Extracted data entries:
========

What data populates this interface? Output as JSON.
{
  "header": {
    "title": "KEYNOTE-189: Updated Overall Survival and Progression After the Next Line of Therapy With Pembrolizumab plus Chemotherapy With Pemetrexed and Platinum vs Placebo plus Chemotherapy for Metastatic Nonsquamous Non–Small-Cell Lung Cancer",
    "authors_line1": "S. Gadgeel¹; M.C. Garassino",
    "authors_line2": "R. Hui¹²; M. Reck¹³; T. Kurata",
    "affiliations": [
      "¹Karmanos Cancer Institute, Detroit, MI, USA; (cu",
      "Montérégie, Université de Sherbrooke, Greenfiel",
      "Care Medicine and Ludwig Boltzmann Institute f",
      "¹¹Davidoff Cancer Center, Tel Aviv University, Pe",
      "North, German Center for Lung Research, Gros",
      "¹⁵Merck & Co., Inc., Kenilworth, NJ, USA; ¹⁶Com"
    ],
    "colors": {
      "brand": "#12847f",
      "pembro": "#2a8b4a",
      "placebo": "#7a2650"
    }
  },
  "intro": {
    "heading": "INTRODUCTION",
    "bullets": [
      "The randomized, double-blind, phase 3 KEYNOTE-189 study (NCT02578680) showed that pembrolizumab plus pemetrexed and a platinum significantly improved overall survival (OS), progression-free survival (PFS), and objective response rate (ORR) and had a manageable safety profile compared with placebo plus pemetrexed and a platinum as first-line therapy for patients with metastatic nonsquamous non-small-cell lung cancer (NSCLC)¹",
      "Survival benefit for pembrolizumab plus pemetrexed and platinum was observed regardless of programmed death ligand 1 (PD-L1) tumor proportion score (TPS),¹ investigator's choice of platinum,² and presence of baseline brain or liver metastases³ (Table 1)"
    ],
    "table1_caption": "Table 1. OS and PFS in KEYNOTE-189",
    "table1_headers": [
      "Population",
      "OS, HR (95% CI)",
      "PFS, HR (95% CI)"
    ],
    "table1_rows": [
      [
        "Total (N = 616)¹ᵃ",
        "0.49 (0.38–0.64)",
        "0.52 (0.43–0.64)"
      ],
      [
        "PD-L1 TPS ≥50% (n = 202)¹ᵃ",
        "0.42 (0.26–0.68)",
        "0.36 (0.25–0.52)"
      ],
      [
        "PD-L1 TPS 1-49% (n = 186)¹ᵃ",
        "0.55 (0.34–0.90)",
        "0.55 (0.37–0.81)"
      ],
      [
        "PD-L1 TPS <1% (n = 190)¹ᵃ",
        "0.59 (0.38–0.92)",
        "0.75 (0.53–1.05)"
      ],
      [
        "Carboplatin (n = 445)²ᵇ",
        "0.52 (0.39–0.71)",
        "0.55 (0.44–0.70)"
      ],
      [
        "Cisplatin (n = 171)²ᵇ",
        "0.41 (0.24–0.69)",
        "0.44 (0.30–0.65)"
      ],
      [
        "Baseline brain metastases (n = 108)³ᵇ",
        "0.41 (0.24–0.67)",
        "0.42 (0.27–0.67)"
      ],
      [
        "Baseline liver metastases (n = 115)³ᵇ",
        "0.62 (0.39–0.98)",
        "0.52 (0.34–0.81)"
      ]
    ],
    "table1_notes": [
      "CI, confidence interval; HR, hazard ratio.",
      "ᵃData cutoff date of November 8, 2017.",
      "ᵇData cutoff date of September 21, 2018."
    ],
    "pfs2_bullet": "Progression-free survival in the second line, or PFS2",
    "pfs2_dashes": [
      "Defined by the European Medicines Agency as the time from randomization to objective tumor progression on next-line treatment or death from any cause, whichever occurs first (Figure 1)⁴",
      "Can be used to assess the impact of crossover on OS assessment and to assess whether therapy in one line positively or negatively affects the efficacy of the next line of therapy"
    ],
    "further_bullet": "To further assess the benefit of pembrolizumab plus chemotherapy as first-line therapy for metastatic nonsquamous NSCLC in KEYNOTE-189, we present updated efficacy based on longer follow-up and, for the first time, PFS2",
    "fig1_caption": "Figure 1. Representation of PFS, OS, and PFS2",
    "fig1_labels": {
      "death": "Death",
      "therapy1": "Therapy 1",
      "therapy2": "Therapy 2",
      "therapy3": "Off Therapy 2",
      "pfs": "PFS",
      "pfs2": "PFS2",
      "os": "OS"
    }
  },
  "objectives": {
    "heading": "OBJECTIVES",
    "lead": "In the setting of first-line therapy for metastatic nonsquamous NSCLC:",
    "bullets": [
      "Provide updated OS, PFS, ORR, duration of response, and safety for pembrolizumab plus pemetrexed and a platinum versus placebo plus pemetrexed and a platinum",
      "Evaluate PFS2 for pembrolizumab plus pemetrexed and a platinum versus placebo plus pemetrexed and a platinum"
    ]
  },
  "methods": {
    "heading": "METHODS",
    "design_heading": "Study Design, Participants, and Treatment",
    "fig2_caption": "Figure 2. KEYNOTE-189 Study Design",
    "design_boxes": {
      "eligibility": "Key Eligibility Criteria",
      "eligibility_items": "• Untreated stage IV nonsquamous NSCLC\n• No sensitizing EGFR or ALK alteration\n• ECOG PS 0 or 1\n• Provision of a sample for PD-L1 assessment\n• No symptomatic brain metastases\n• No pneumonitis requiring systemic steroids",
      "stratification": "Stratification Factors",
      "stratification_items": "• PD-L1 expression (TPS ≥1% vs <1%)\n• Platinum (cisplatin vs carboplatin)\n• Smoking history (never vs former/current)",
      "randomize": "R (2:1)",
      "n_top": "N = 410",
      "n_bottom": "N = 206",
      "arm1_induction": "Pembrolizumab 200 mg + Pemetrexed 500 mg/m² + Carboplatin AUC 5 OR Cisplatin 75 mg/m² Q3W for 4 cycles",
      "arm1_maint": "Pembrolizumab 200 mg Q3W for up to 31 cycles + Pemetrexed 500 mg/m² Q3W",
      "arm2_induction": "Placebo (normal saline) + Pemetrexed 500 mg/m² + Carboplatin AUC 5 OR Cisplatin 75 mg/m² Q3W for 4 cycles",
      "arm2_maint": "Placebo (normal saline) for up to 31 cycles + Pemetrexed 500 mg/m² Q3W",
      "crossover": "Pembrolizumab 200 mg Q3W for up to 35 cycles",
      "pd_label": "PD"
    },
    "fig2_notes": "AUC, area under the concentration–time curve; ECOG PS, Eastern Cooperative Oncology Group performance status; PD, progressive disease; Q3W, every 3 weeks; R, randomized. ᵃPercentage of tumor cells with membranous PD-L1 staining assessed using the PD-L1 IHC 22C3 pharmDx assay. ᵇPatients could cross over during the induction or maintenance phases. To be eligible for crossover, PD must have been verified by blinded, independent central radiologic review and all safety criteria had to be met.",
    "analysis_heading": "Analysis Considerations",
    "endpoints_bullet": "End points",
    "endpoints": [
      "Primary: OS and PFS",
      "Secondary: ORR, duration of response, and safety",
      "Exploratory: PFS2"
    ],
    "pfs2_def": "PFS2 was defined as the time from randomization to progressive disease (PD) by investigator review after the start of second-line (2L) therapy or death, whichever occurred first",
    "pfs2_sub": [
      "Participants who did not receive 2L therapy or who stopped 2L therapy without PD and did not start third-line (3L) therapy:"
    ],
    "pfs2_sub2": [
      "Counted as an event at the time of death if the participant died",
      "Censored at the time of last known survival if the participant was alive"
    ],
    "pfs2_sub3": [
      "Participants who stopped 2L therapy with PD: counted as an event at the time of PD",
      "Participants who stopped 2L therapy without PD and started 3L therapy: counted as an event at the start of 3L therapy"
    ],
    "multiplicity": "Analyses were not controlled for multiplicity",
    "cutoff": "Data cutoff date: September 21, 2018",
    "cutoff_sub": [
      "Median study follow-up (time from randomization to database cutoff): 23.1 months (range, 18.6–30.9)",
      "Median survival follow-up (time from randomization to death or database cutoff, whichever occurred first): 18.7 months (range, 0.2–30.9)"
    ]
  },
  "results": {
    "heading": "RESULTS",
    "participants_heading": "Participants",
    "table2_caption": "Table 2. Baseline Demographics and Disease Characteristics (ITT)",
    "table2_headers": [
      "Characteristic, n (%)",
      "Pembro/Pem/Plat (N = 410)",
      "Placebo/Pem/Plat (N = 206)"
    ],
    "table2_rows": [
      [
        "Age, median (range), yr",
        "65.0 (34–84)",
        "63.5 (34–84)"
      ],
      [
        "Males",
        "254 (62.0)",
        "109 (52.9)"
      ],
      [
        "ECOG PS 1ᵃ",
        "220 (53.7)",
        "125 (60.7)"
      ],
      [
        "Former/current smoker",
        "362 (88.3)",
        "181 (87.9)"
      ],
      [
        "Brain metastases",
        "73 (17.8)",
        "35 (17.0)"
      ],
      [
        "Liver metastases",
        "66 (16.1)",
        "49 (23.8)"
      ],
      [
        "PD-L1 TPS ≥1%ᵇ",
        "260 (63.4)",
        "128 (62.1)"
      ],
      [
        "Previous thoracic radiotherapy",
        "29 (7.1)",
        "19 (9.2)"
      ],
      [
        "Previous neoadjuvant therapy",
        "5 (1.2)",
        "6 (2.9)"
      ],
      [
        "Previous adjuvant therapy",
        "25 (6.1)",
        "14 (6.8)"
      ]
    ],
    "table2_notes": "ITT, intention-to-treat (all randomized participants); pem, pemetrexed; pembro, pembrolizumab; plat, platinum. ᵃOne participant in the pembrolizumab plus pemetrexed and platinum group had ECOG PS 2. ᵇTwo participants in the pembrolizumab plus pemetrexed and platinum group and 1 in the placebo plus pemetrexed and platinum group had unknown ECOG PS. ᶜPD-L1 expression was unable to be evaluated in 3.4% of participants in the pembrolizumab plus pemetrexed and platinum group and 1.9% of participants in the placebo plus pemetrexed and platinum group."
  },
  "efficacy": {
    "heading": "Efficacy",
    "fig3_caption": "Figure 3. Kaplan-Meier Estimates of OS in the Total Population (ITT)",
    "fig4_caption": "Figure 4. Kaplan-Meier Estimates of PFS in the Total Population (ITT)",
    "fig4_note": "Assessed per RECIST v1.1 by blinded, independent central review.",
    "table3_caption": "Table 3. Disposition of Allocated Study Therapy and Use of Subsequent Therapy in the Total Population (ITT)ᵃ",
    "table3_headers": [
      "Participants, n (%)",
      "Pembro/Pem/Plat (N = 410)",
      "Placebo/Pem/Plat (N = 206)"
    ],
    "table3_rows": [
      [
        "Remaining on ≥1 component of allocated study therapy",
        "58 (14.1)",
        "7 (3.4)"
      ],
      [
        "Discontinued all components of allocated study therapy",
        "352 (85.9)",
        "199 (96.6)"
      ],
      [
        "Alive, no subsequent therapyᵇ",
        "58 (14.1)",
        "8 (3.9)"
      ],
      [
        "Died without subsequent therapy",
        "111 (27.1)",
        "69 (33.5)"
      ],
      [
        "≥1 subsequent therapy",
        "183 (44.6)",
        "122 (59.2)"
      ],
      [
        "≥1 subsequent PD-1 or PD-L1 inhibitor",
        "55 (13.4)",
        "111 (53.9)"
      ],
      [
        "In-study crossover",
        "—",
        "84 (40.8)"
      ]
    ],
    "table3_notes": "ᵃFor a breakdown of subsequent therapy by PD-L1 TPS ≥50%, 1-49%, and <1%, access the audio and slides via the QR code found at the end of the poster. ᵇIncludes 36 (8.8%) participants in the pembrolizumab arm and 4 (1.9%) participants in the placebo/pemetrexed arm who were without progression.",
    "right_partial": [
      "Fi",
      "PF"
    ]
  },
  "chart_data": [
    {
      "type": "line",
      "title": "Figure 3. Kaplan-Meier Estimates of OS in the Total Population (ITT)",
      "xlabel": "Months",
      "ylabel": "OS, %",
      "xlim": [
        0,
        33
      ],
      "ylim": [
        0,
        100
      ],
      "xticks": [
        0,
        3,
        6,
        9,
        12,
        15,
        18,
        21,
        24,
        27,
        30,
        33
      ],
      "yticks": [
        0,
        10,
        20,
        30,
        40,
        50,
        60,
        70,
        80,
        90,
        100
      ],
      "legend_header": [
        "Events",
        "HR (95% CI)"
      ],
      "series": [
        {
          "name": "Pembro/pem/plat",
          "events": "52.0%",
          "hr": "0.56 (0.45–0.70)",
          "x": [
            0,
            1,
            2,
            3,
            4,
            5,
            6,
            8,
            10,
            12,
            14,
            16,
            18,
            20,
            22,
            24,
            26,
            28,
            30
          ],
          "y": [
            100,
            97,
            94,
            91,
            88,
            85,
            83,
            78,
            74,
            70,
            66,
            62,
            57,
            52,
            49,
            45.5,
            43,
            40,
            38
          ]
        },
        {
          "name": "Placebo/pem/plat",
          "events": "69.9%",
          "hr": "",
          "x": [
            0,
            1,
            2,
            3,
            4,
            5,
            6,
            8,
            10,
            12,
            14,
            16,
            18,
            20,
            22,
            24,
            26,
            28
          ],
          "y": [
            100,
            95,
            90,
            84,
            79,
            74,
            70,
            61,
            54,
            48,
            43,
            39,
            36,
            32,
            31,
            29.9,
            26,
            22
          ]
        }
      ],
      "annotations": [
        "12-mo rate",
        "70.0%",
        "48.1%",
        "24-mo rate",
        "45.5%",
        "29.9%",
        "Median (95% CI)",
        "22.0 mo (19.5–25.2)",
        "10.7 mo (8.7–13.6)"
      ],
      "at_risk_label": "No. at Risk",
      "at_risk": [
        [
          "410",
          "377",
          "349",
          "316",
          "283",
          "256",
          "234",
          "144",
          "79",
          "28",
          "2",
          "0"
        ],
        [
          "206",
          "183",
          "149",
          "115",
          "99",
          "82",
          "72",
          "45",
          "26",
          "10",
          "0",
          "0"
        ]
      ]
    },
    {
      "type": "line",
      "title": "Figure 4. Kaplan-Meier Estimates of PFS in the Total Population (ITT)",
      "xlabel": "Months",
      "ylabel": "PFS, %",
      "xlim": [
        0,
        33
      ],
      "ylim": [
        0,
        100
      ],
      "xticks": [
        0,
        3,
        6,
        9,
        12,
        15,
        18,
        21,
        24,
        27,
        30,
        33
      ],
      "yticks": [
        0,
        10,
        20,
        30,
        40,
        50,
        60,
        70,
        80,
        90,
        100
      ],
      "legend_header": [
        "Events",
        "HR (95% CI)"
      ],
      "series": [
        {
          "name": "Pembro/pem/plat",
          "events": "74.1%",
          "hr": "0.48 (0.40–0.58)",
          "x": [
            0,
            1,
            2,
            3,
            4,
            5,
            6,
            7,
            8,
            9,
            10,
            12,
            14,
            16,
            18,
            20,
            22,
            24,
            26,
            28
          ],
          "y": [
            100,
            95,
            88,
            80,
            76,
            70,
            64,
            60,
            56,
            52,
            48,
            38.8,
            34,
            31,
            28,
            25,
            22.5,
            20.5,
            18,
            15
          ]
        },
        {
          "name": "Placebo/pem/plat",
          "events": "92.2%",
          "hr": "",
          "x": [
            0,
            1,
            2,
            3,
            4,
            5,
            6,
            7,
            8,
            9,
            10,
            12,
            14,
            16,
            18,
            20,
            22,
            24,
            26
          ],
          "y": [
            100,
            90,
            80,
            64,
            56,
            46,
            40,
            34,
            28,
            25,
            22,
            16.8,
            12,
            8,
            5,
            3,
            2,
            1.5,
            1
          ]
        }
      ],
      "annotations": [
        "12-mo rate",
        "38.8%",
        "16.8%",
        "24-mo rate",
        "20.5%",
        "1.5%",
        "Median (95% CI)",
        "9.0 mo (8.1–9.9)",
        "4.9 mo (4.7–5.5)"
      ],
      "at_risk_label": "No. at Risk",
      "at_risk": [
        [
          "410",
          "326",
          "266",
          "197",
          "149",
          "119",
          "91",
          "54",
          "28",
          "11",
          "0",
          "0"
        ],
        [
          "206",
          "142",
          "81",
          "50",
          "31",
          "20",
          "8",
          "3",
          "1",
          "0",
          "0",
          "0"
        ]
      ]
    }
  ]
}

========

EXERCISE DESCRIPTION: If a line in the entries holds the string "range", copy it.

ANSWER BOX:
      "Median study follow-up (time from randomization to database cutoff): 23.1 months (range, 18.6–30.9)",
      "Median survival follow-up (time from randomization to death or database cutoff, whichever occurred first): 18.7 months (range, 0.2–30.9)"
        "Age, median (range), yr",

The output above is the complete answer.